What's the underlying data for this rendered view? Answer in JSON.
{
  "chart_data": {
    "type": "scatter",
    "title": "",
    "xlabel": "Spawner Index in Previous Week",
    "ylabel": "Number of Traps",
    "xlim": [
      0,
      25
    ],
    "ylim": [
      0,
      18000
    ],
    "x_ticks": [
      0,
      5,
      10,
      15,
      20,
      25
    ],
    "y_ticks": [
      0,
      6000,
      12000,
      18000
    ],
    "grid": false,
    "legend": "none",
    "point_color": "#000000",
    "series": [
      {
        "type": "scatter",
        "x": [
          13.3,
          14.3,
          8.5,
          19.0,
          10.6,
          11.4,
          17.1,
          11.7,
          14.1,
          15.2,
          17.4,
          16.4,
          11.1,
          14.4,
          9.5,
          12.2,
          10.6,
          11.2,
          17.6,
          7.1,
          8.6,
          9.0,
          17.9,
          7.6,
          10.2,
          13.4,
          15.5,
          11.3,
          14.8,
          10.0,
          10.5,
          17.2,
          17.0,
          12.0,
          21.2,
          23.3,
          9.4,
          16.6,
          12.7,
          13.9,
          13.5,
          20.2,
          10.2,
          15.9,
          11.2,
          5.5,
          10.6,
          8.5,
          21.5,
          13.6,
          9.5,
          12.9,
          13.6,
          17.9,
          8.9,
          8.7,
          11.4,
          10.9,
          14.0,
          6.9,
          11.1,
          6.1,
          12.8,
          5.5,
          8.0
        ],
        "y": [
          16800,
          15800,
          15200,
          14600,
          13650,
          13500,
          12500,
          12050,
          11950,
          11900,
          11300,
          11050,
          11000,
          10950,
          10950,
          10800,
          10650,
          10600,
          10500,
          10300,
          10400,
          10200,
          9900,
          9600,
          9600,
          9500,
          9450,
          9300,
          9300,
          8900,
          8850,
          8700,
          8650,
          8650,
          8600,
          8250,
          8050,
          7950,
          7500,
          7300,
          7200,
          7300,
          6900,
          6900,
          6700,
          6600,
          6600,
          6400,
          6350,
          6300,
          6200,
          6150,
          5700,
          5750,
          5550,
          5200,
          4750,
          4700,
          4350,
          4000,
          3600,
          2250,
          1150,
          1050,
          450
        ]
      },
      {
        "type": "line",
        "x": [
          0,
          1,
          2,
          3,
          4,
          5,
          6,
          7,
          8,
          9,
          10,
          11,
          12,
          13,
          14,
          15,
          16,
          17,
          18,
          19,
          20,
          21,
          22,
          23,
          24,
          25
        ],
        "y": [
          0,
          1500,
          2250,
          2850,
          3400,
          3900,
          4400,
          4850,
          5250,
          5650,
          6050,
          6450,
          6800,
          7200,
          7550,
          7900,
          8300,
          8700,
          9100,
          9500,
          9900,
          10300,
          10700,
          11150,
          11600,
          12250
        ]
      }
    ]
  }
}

◆ Exercise brief ◆
Without changing a word, restate the whole listing.

◆ Solution to the problem ◆
What's the underlying data for this rendered view? Answer in JSON.
{
  "chart_data": {
    "type": "scatter",
    "title": "",
    "xlabel": "Spawner Index in Previous Week",
    "ylabel": "Number of Traps",
    "xlim": [
      0,
      25
    ],
    "ylim": [
      0,
      18000
    ],
    "x_ticks": [
      0,
      5,
      10,
      15,
      20,
      25
    ],
    "y_ticks": [
      0,
      6000,
      12000,
      18000
    ],
    "grid": false,
    "legend": "none",
    "point_color": "#000000",
    "series": [
      {
        "type": "scatter",
        "x": [
          13.3,
          14.3,
          8.5,
          19.0,
          10.6,
          11.4,
          17.1,
          11.7,
          14.1,
          15.2,
          17.4,
          16.4,
          11.1,
          14.4,
          9.5,
          12.2,
          10.6,
          11.2,
          17.6,
          7.1,
          8.6,
          9.0,
          17.9,
          7.6,
          10.2,
          13.4,
          15.5,
          11.3,
          14.8,
          10.0,
          10.5,
          17.2,
          17.0,
          12.0,
          21.2,
          23.3,
          9.4,
          16.6,
          12.7,
          13.9,
          13.5,
          20.2,
          10.2,
          15.9,
          11.2,
          5.5,
          10.6,
          8.5,
          21.5,
          13.6,
          9.5,
          12.9,
          13.6,
          17.9,
          8.9,
          8.7,
          11.4,
          10.9,
          14.0,
          6.9,
          11.1,
          6.1,
          12.8,
          5.5,
          8.0
        ],
        "y": [
          16800,
          15800,
          15200,
          14600,
          13650,
          13500,
          12500,
          12050,
          11950,
          11900,
          11300,
          11050,
          11000,
          10950,
          10950,
          10800,
          10650,
          10600,
          10500,
          10300,
          10400,
          10200,
          9900,
          9600,
          9600,
          9500,
          9450,
          9300,
          9300,
          8900,
          8850,
          8700,
          8650,
          8650,
          8600,
          8250,
          8050,
          7950,
          7500,
          7300,
          7200,
          7300,
          6900,
          6900,
          6700,
          6600,
          6600,
          6400,
          6350,
          6300,
          6200,
          6150,
          5700,
          5750,
          5550,
          5200,
          4750,
          4700,
          4350,
          4000,
          3600,
          2250,
          1150,
          1050,
          450
        ]
      },
      {
        "type": "line",
        "x": [
          0,
          1,
          2,
          3,
          4,
          5,
          6,
          7,
          8,
          9,
          10,
          11,
          12,
          13,
          14,
          15,
          16,
          17,
          18,
          19,
          20,
          21,
          22,
          23,
          24,
          25
        ],
        "y": [
          0,
          1500,
          2250,
          2850,
          3400,
          3900,
          4400,
          4850,
          5250,
          5650,
          6050,
          6450,
          6800,
          7200,
          7550,
          7900,
          8300,
          8700,
          9100,
          9500,
          9900,
          10300,
          10700,
          11150,
          11600,
          12250
        ]
      }
    ]
  }
}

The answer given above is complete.